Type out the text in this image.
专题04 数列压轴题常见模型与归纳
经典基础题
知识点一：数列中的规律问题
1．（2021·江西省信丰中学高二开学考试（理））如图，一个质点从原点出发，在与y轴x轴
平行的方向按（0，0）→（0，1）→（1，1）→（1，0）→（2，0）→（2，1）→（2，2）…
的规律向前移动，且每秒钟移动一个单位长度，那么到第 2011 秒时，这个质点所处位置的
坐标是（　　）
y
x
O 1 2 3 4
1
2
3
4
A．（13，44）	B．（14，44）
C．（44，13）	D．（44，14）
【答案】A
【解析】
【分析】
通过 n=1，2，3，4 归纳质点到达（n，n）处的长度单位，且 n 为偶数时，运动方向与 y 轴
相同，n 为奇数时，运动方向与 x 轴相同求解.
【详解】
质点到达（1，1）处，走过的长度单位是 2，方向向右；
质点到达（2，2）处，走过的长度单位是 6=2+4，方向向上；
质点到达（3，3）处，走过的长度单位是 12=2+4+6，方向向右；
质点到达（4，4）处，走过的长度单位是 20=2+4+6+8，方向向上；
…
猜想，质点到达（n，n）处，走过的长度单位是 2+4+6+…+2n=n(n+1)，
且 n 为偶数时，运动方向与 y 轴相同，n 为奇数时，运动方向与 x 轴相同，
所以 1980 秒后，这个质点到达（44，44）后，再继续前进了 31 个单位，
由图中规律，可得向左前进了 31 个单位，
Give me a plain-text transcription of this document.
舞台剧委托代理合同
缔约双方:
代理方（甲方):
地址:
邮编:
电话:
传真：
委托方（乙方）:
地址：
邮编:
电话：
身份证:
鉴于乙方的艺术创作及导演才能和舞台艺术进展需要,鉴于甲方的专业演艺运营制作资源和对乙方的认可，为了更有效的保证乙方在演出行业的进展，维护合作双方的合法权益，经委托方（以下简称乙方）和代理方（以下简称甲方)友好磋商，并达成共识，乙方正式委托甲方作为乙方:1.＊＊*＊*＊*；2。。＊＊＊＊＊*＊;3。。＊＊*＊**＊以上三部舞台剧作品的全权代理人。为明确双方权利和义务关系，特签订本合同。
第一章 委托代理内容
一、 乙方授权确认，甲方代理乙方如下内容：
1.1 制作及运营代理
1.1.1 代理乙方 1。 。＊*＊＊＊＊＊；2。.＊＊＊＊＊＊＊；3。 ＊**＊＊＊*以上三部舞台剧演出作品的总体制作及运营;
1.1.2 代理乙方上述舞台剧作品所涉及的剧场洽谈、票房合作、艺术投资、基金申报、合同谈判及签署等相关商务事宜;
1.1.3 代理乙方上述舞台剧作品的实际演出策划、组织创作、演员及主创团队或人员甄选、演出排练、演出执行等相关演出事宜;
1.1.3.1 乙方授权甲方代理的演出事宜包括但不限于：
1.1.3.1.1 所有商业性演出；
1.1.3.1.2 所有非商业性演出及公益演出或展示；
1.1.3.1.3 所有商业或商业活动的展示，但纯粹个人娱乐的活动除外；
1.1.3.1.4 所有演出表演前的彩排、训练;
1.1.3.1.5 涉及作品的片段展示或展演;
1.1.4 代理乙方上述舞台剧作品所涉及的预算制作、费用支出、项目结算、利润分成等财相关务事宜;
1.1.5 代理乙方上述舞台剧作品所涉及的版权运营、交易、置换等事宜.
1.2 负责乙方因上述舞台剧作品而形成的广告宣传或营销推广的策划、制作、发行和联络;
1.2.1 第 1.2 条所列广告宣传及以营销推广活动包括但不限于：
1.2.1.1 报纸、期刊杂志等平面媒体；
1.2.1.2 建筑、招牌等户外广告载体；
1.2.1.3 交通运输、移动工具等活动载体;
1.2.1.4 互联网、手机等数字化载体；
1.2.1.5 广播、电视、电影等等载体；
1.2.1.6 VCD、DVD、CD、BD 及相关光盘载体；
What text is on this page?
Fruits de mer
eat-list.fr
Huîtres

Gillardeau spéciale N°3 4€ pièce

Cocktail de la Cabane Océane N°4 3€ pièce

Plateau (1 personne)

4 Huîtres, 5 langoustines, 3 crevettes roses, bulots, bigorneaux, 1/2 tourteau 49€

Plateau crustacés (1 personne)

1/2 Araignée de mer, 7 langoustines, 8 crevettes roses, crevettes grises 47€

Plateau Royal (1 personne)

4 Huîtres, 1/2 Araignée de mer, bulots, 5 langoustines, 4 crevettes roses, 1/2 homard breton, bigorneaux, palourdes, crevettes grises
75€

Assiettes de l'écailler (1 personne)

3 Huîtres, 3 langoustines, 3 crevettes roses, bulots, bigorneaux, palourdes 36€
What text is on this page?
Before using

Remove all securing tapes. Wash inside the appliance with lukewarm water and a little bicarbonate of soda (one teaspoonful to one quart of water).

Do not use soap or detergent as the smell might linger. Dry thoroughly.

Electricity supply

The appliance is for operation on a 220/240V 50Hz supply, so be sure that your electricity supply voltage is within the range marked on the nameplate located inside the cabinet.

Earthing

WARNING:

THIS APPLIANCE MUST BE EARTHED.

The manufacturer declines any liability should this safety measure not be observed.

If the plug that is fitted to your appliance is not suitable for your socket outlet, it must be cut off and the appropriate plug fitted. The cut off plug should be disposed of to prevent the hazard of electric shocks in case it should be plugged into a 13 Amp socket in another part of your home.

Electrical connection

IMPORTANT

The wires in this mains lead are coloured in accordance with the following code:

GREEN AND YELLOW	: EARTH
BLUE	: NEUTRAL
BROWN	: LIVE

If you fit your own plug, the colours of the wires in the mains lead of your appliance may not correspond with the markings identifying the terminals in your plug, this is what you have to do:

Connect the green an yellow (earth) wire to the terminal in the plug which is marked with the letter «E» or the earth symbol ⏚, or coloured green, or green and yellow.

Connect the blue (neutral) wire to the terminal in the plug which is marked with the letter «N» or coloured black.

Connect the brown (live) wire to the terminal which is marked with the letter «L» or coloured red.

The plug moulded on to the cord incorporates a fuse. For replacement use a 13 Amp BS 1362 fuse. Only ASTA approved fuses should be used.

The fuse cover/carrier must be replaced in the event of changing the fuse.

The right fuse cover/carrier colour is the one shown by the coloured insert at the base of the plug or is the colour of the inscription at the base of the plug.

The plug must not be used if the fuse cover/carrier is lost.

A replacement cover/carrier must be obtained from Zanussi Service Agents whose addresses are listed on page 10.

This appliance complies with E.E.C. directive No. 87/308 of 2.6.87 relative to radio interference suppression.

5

-------------------------

AIM ▸ Extract the full listing above without altering anything.

WORKED SOLUTION ▸
Type out the text in this image.
专题04 数列压轴题常见模型与归纳
经典基础题
知识点一：数列中的规律问题
1．（2021·江西省信丰中学高二开学考试（理））如图，一个质点从原点出发，在与y轴x轴
平行的方向按（0，0）→（0，1）→（1，1）→（1，0）→（2，0）→（2，1）→（2，2）…
的规律向前移动，且每秒钟移动一个单位长度，那么到第 2011 秒时，这个质点所处位置的
坐标是（　　）
y
x
O 1 2 3 4
1
2
3
4
A．（13，44）	B．（14，44）
C．（44，13）	D．（44，14）
【答案】A
【解析】
【分析】
通过 n=1，2，3，4 归纳质点到达（n，n）处的长度单位，且 n 为偶数时，运动方向与 y 轴
相同，n 为奇数时，运动方向与 x 轴相同求解.
【详解】
质点到达（1，1）处，走过的长度单位是 2，方向向右；
质点到达（2，2）处，走过的长度单位是 6=2+4，方向向上；
质点到达（3，3）处，走过的长度单位是 12=2+4+6，方向向右；
质点到达（4，4）处，走过的长度单位是 20=2+4+6+8，方向向上；
…
猜想，质点到达（n，n）处，走过的长度单位是 2+4+6+…+2n=n(n+1)，
且 n 为偶数时，运动方向与 y 轴相同，n 为奇数时，运动方向与 x 轴相同，
所以 1980 秒后，这个质点到达（44，44）后，再继续前进了 31 个单位，
由图中规律，可得向左前进了 31 个单位，
Give me a plain-text transcription of this document.
舞台剧委托代理合同
缔约双方:
代理方（甲方):
地址:
邮编:
电话:
传真：
委托方（乙方）:
地址：
邮编:
电话：
身份证:
鉴于乙方的艺术创作及导演才能和舞台艺术进展需要,鉴于甲方的专业演艺运营制作资源和对乙方的认可，为了更有效的保证乙方在演出行业的进展，维护合作双方的合法权益，经委托方（以下简称乙方）和代理方（以下简称甲方)友好磋商，并达成共识，乙方正式委托甲方作为乙方:1.＊＊*＊*＊*；2。。＊＊＊＊＊*＊;3。。＊＊*＊**＊以上三部舞台剧作品的全权代理人。为明确双方权利和义务关系，特签订本合同。
第一章 委托代理内容
一、 乙方授权确认，甲方代理乙方如下内容：
1.1 制作及运营代理
1.1.1 代理乙方 1。 。＊*＊＊＊＊＊；2。.＊＊＊＊＊＊＊；3。 ＊**＊＊＊*以上三部舞台剧演出作品的总体制作及运营;
1.1.2 代理乙方上述舞台剧作品所涉及的剧场洽谈、票房合作、艺术投资、基金申报、合同谈判及签署等相关商务事宜;
1.1.3 代理乙方上述舞台剧作品的实际演出策划、组织创作、演员及主创团队或人员甄选、演出排练、演出执行等相关演出事宜;
1.1.3.1 乙方授权甲方代理的演出事宜包括但不限于：
1.1.3.1.1 所有商业性演出；
1.1.3.1.2 所有非商业性演出及公益演出或展示；
1.1.3.1.3 所有商业或商业活动的展示，但纯粹个人娱乐的活动除外；
1.1.3.1.4 所有演出表演前的彩排、训练;
1.1.3.1.5 涉及作品的片段展示或展演;
1.1.4 代理乙方上述舞台剧作品所涉及的预算制作、费用支出、项目结算、利润分成等财相关务事宜;
1.1.5 代理乙方上述舞台剧作品所涉及的版权运营、交易、置换等事宜.
1.2 负责乙方因上述舞台剧作品而形成的广告宣传或营销推广的策划、制作、发行和联络;
1.2.1 第 1.2 条所列广告宣传及以营销推广活动包括但不限于：
1.2.1.1 报纸、期刊杂志等平面媒体；
1.2.1.2 建筑、招牌等户外广告载体；
1.2.1.3 交通运输、移动工具等活动载体;
1.2.1.4 互联网、手机等数字化载体；
1.2.1.5 广播、电视、电影等等载体；
1.2.1.6 VCD、DVD、CD、BD 及相关光盘载体；
What text is on this page?
Fruits de mer
eat-list.fr
Huîtres

Gillardeau spéciale N°3 4€ pièce

Cocktail de la Cabane Océane N°4 3€ pièce

Plateau (1 personne)

4 Huîtres, 5 langoustines, 3 crevettes roses, bulots, bigorneaux, 1/2 tourteau 49€

Plateau crustacés (1 personne)

1/2 Araignée de mer, 7 langoustines, 8 crevettes roses, crevettes grises 47€

Plateau Royal (1 personne)

4 Huîtres, 1/2 Araignée de mer, bulots, 5 langoustines, 4 crevettes roses, 1/2 homard breton, bigorneaux, palourdes, crevettes grises
75€

Assiettes de l'écailler (1 personne)

3 Huîtres, 3 langoustines, 3 crevettes roses, bulots, bigorneaux, palourdes 36€
What text is on this page?
Before using

Remove all securing tapes. Wash inside the appliance with lukewarm water and a little bicarbonate of soda (one teaspoonful to one quart of water).

Do not use soap or detergent as the smell might linger. Dry thoroughly.

Electricity supply

The appliance is for operation on a 220/240V 50Hz supply, so be sure that your electricity supply voltage is within the range marked on the nameplate located inside the cabinet.

Earthing

WARNING:

THIS APPLIANCE MUST BE EARTHED.

The manufacturer declines any liability should this safety measure not be observed.

If the plug that is fitted to your appliance is not suitable for your socket outlet, it must be cut off and the appropriate plug fitted. The cut off plug should be disposed of to prevent the hazard of electric shocks in case it should be plugged into a 13 Amp socket in another part of your home.

Electrical connection

IMPORTANT

The wires in this mains lead are coloured in accordance with the following code:

GREEN AND YELLOW	: EARTH
BLUE	: NEUTRAL
BROWN	: LIVE

If you fit your own plug, the colours of the wires in the mains lead of your appliance may not correspond with the markings identifying the terminals in your plug, this is what you have to do:

Connect the green an yellow (earth) wire to the terminal in the plug which is marked with the letter «E» or the earth symbol ⏚, or coloured green, or green and yellow.

Connect the blue (neutral) wire to the terminal in the plug which is marked with the letter «N» or coloured black.

Connect the brown (live) wire to the terminal which is marked with the letter «L» or coloured red.

The plug moulded on to the cord incorporates a fuse. For replacement use a 13 Amp BS 1362 fuse. Only ASTA approved fuses should be used.

The fuse cover/carrier must be replaced in the event of changing the fuse.

The right fuse cover/carrier colour is the one shown by the coloured insert at the base of the plug or is the colour of the inscription at the base of the plug.

The plug must not be used if the fuse cover/carrier is lost.

A replacement cover/carrier must be obtained from Zanussi Service Agents whose addresses are listed on page 10.

This appliance complies with E.E.C. directive No. 87/308 of 2.6.87 relative to radio interference suppression.

5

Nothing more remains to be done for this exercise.